▶ **EXERCISE INSTRUCTIONS**:
The data below is to be returned in full and exactly.
------ DATA LISTING ------
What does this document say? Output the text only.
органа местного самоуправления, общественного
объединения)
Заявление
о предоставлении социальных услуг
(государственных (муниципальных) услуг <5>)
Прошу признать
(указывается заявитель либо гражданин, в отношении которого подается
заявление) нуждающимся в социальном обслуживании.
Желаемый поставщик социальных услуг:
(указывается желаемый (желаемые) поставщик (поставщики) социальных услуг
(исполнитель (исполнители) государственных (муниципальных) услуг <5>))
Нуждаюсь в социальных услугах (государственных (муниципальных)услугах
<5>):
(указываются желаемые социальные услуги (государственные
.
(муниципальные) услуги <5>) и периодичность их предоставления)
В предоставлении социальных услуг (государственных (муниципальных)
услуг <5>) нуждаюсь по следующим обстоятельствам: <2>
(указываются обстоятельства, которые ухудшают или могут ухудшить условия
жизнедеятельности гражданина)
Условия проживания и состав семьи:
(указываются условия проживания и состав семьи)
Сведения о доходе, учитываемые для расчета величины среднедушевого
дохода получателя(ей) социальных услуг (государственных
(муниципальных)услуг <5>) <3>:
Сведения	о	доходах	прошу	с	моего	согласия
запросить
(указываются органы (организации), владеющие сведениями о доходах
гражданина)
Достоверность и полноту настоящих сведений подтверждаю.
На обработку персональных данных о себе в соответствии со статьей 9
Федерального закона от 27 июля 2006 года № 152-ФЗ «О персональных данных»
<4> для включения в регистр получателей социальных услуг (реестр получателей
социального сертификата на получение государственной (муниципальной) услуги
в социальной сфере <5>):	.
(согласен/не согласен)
------
▶ **RESPONSE FOR THIS EXERCISE**:
What does this document say? Output the text only.
органа местного самоуправления, общественного
объединения)
Заявление
о предоставлении социальных услуг
(государственных (муниципальных) услуг <5>)
Прошу признать
(указывается заявитель либо гражданин, в отношении которого подается
заявление) нуждающимся в социальном обслуживании.
Желаемый поставщик социальных услуг:
(указывается желаемый (желаемые) поставщик (поставщики) социальных услуг
(исполнитель (исполнители) государственных (муниципальных) услуг <5>))
Нуждаюсь в социальных услугах (государственных (муниципальных)услугах
<5>):
(указываются желаемые социальные услуги (государственные
.
(муниципальные) услуги <5>) и периодичность их предоставления)
В предоставлении социальных услуг (государственных (муниципальных)
услуг <5>) нуждаюсь по следующим обстоятельствам: <2>
(указываются обстоятельства, которые ухудшают или могут ухудшить условия
жизнедеятельности гражданина)
Условия проживания и состав семьи:
(указываются условия проживания и состав семьи)
Сведения о доходе, учитываемые для расчета величины среднедушевого
дохода получателя(ей) социальных услуг (государственных
(муниципальных)услуг <5>) <3>:
Сведения	о	доходах	прошу	с	моего	согласия
запросить
(указываются органы (организации), владеющие сведениями о доходах
гражданина)
Достоверность и полноту настоящих сведений подтверждаю.
На обработку персональных данных о себе в соответствии со статьей 9
Федерального закона от 27 июля 2006 года № 152-ФЗ «О персональных данных»
<4> для включения в регистр получателей социальных услуг (реестр получателей
социального сертификата на получение государственной (муниципальной) услуги
в социальной сфере <5>):	.
(согласен/не согласен)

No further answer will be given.